Exercise ▸ Pick out each line of the records in which the word "text" appears.

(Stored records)
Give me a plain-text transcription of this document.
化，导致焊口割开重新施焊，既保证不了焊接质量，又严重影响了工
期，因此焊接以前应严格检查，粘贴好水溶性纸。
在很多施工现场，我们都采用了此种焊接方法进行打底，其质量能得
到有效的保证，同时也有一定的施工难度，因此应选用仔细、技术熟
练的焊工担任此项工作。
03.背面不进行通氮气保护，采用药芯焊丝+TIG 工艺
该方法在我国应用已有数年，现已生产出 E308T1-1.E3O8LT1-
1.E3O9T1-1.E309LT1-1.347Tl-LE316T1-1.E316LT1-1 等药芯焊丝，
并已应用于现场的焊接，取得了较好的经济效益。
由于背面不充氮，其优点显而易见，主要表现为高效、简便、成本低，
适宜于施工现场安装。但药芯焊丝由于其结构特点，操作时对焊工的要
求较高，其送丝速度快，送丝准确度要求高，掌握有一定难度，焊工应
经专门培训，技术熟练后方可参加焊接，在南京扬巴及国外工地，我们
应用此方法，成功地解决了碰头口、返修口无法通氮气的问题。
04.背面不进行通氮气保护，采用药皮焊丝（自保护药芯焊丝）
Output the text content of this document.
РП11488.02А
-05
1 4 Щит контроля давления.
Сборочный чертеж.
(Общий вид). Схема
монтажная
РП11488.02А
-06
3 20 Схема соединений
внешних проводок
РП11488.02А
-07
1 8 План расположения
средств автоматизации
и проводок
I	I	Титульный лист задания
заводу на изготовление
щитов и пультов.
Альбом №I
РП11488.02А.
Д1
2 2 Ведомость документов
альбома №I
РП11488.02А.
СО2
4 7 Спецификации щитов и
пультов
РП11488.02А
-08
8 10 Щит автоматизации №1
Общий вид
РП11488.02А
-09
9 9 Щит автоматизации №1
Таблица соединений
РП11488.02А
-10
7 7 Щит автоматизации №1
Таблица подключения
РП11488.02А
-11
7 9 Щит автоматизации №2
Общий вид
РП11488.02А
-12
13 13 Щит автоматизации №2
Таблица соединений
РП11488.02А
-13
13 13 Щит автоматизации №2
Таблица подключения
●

---

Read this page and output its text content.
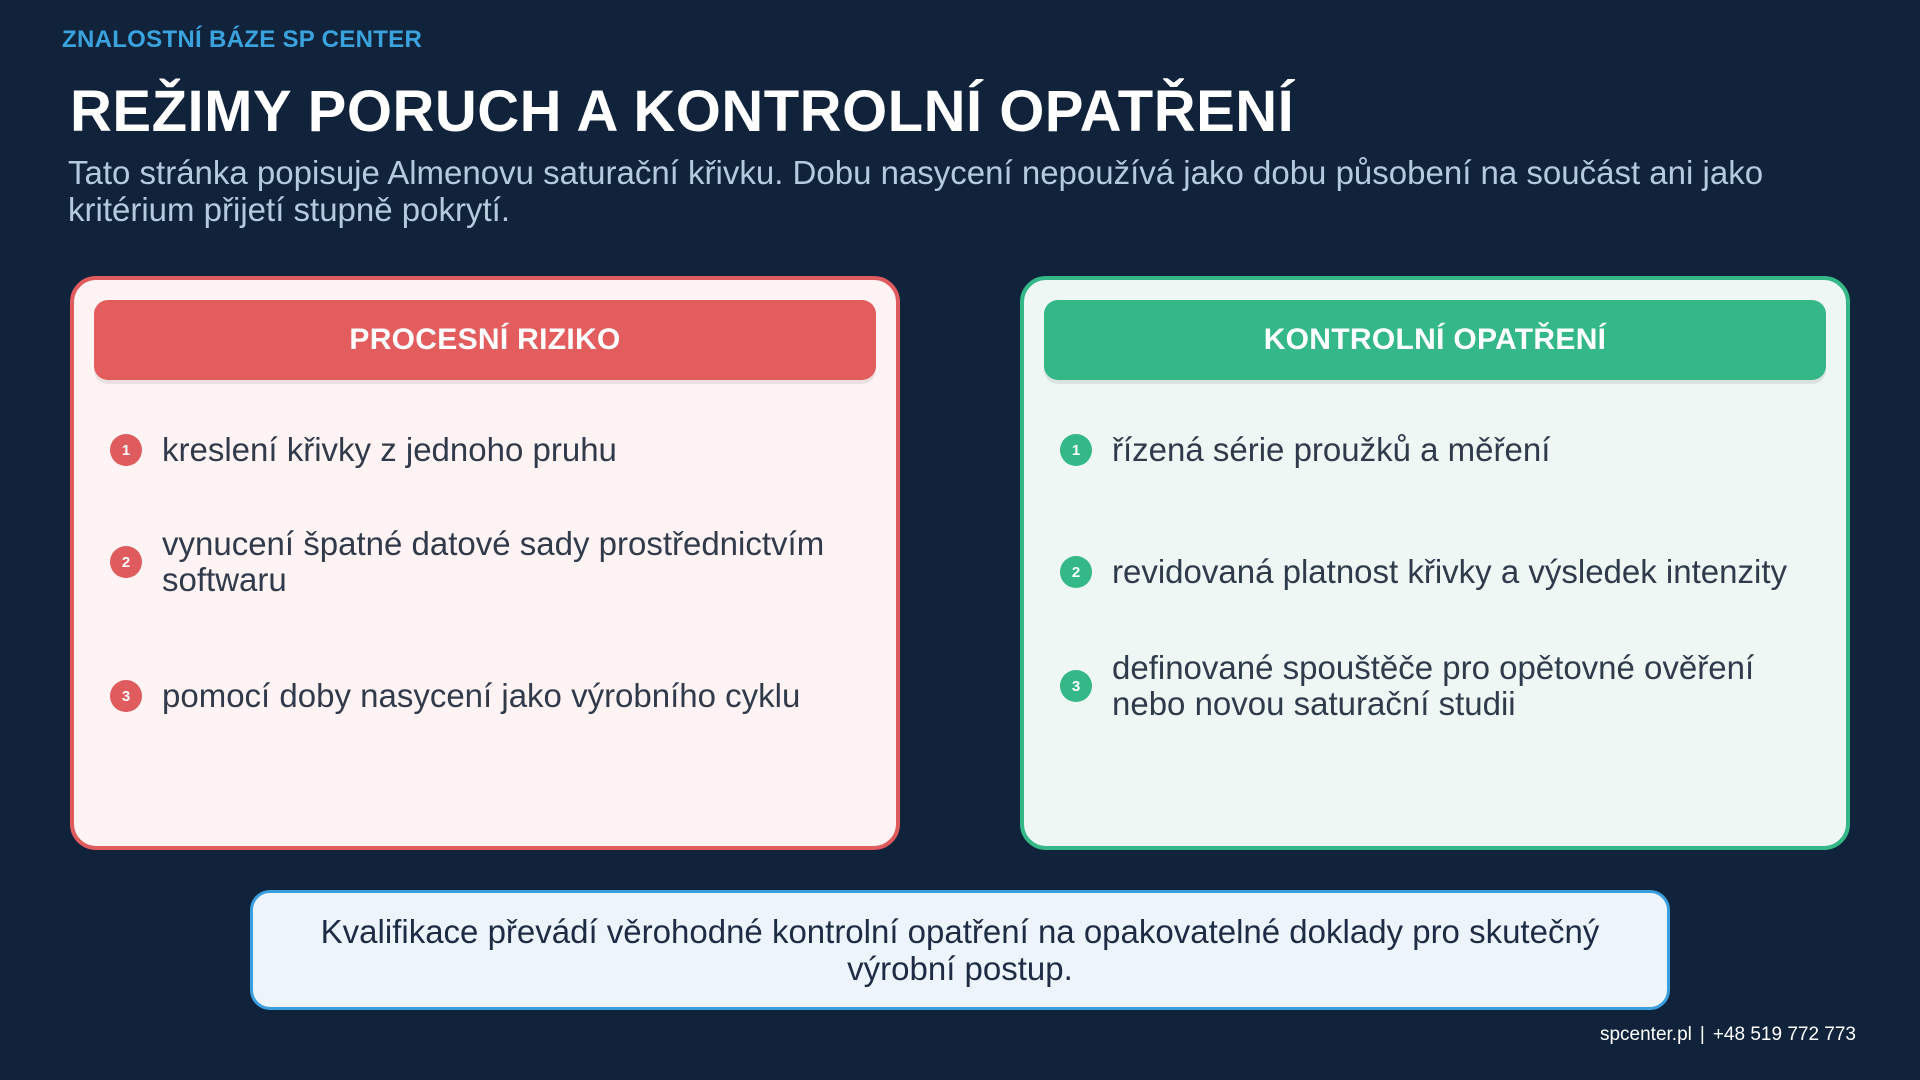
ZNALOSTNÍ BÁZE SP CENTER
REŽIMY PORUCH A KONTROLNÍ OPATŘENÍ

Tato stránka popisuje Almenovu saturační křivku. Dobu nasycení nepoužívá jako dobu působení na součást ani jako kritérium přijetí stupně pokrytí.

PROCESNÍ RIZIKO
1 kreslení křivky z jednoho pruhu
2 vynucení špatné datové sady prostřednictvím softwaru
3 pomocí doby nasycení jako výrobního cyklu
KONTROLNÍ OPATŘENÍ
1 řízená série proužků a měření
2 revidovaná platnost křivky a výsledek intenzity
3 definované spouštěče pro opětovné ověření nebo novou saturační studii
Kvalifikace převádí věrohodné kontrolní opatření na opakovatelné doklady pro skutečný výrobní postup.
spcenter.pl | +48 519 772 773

* * *

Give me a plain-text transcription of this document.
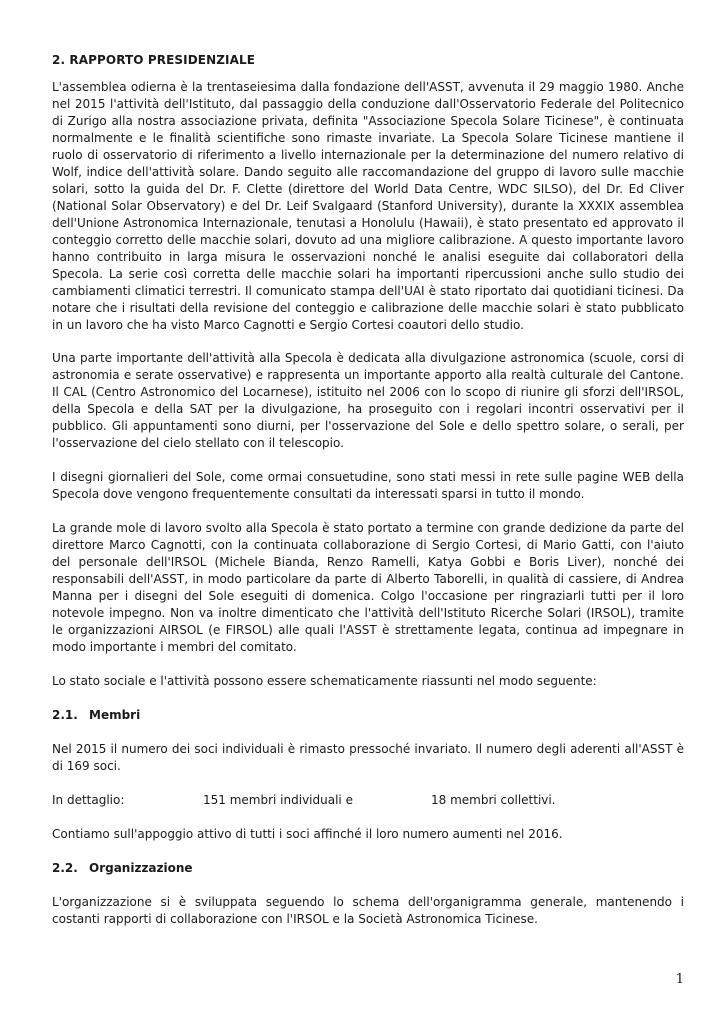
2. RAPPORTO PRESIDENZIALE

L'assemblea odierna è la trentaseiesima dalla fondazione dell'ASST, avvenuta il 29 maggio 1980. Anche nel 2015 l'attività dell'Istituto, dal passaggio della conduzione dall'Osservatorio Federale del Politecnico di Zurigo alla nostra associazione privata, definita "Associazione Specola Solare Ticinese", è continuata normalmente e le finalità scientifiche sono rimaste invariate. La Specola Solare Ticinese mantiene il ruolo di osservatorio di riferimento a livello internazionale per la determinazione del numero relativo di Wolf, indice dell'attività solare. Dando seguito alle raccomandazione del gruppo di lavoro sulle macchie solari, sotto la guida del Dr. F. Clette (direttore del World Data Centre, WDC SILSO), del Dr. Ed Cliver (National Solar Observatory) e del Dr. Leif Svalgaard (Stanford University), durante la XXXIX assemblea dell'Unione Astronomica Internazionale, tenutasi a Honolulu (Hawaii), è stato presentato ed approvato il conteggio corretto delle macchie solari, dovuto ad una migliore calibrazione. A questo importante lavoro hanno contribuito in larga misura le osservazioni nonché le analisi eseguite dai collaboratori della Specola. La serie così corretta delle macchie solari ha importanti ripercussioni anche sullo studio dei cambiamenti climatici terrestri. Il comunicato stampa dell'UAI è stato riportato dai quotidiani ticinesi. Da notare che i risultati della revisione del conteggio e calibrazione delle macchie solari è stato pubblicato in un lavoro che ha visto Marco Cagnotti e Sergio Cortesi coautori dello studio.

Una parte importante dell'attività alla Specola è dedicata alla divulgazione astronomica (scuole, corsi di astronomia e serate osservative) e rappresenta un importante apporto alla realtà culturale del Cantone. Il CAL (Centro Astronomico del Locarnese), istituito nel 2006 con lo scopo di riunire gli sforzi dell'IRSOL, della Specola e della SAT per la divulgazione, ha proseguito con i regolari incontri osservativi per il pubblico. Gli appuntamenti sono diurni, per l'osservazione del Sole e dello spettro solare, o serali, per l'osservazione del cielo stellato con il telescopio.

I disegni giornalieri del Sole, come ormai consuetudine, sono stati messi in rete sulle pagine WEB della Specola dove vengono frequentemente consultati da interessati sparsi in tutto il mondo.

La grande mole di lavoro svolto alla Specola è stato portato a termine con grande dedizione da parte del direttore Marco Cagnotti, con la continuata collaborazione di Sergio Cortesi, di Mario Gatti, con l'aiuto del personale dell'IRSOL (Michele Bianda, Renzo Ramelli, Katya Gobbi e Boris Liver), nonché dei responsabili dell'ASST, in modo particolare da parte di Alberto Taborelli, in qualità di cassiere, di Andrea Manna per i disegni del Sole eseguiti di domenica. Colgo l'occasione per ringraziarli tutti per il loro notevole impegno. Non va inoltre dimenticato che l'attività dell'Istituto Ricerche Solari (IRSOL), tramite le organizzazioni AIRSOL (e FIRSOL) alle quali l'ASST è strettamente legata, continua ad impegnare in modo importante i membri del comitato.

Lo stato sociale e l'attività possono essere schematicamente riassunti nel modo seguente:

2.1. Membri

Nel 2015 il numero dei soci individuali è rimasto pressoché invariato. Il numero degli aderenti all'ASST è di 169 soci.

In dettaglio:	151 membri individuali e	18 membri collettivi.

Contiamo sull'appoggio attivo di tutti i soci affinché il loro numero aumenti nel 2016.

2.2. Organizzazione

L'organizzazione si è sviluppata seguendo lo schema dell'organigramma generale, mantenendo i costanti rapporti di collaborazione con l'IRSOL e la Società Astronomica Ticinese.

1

Solution for this exercise ▸
Give me a plain-text transcription of this document.
Output the text content of this document.
Read this page and output its text content.
Give me a plain-text transcription of this document.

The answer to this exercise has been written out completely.